_Job_: Write out all the data again, exactly as it stands.

A block of data:
----------------------------------------
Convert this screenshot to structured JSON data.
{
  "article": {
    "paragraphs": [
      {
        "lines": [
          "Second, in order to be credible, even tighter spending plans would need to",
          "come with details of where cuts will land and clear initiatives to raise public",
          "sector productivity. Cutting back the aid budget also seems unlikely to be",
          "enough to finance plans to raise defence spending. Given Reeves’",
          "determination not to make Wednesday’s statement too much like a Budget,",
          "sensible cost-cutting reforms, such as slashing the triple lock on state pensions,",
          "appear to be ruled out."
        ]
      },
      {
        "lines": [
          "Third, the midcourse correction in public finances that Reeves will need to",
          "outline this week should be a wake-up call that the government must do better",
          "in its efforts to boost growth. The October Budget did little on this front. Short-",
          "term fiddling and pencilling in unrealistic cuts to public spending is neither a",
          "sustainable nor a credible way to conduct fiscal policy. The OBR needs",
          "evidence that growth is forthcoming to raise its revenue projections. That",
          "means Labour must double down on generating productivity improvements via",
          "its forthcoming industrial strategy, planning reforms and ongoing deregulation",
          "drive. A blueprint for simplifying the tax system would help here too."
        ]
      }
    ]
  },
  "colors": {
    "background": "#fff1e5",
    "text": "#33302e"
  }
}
----------------------------------------
_Output below_:
Convert this screenshot to structured JSON data.
{
  "article": {
    "paragraphs": [
      {
        "lines": [
          "Second, in order to be credible, even tighter spending plans would need to",
          "come with details of where cuts will land and clear initiatives to raise public",
          "sector productivity. Cutting back the aid budget also seems unlikely to be",
          "enough to finance plans to raise defence spending. Given Reeves’",
          "determination not to make Wednesday’s statement too much like a Budget,",
          "sensible cost-cutting reforms, such as slashing the triple lock on state pensions,",
          "appear to be ruled out."
        ]
      },
      {
        "lines": [
          "Third, the midcourse correction in public finances that Reeves will need to",
          "outline this week should be a wake-up call that the government must do better",
          "in its efforts to boost growth. The October Budget did little on this front. Short-",
          "term fiddling and pencilling in unrealistic cuts to public spending is neither a",
          "sustainable nor a credible way to conduct fiscal policy. The OBR needs",
          "evidence that growth is forthcoming to raise its revenue projections. That",
          "means Labour must double down on generating productivity improvements via",
          "its forthcoming industrial strategy, planning reforms and ongoing deregulation",
          "drive. A blueprint for simplifying the tax system would help here too."
        ]
      }
    ]
  },
  "colors": {
    "background": "#fff1e5",
    "text": "#33302e"
  }
}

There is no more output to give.